• Given problem
Return the listing below unchanged, minus its pictures.

────────────────────

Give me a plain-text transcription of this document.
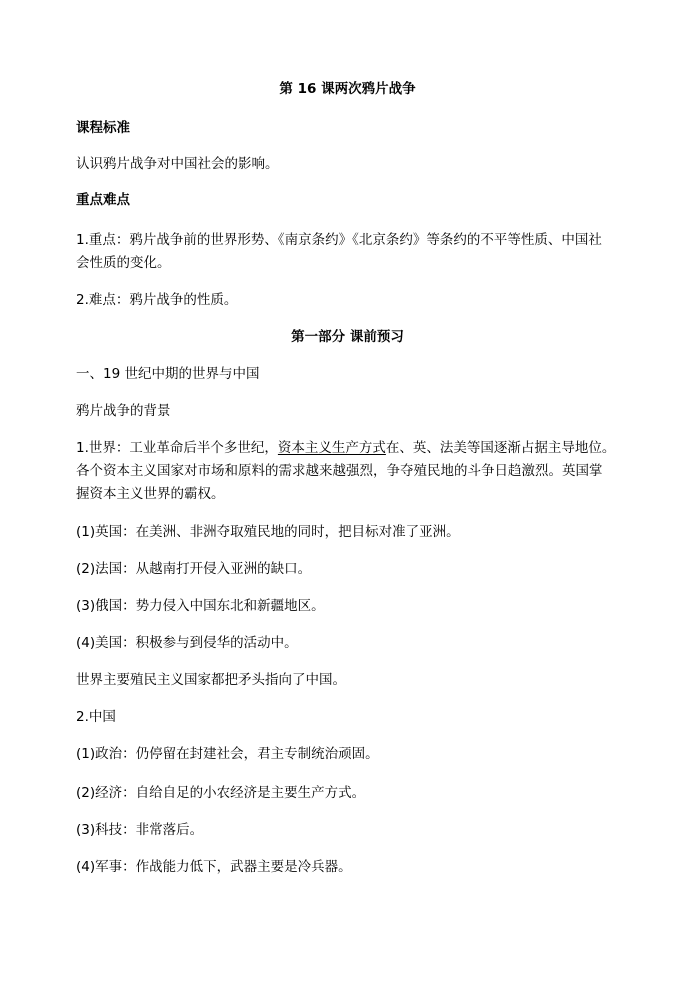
第 16 课两次鸦片战争
课程标准
认识鸦片战争对中国社会的影响。
重点难点
1.重点：鸦片战争前的世界形势、《南京条约》《北京条约》等条约的不平等性质、中国社
会性质的变化。
2.难点：鸦片战争的性质。
第一部分 课前预习
一、19 世纪中期的世界与中国
鸦片战争的背景
1.世界：工业革命后半个多世纪，资本主义生产方式在、英、法美等国逐渐占据主导地位。
各个资本主义国家对市场和原料的需求越来越强烈，争夺殖民地的斗争日趋激烈。英国掌
握资本主义世界的霸权。
(1)英国：在美洲、非洲夺取殖民地的同时，把目标对准了亚洲。
(2)法国：从越南打开侵入亚洲的缺口。
(3)俄国：势力侵入中国东北和新疆地区。
(4)美国：积极参与到侵华的活动中。
世界主要殖民主义国家都把矛头指向了中国。
2.中国
(1)政治：仍停留在封建社会，君主专制统治顽固。
(2)经济：自给自足的小农经济是主要生产方式。
(3)科技：非常落后。
(4)军事：作战能力低下，武器主要是冷兵器。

────────────────────

• Final answer
Give me a plain-text transcription of this document.
第 16 课两次鸦片战争
课程标准
认识鸦片战争对中国社会的影响。
重点难点
1.重点：鸦片战争前的世界形势、《南京条约》《北京条约》等条约的不平等性质、中国社
会性质的变化。
2.难点：鸦片战争的性质。
第一部分 课前预习
一、19 世纪中期的世界与中国
鸦片战争的背景
1.世界：工业革命后半个多世纪，资本主义生产方式在、英、法美等国逐渐占据主导地位。
各个资本主义国家对市场和原料的需求越来越强烈，争夺殖民地的斗争日趋激烈。英国掌
握资本主义世界的霸权。
(1)英国：在美洲、非洲夺取殖民地的同时，把目标对准了亚洲。
(2)法国：从越南打开侵入亚洲的缺口。
(3)俄国：势力侵入中国东北和新疆地区。
(4)美国：积极参与到侵华的活动中。
世界主要殖民主义国家都把矛头指向了中国。
2.中国
(1)政治：仍停留在封建社会，君主专制统治顽固。
(2)经济：自给自足的小农经济是主要生产方式。
(3)科技：非常落后。
(4)军事：作战能力低下，武器主要是冷兵器。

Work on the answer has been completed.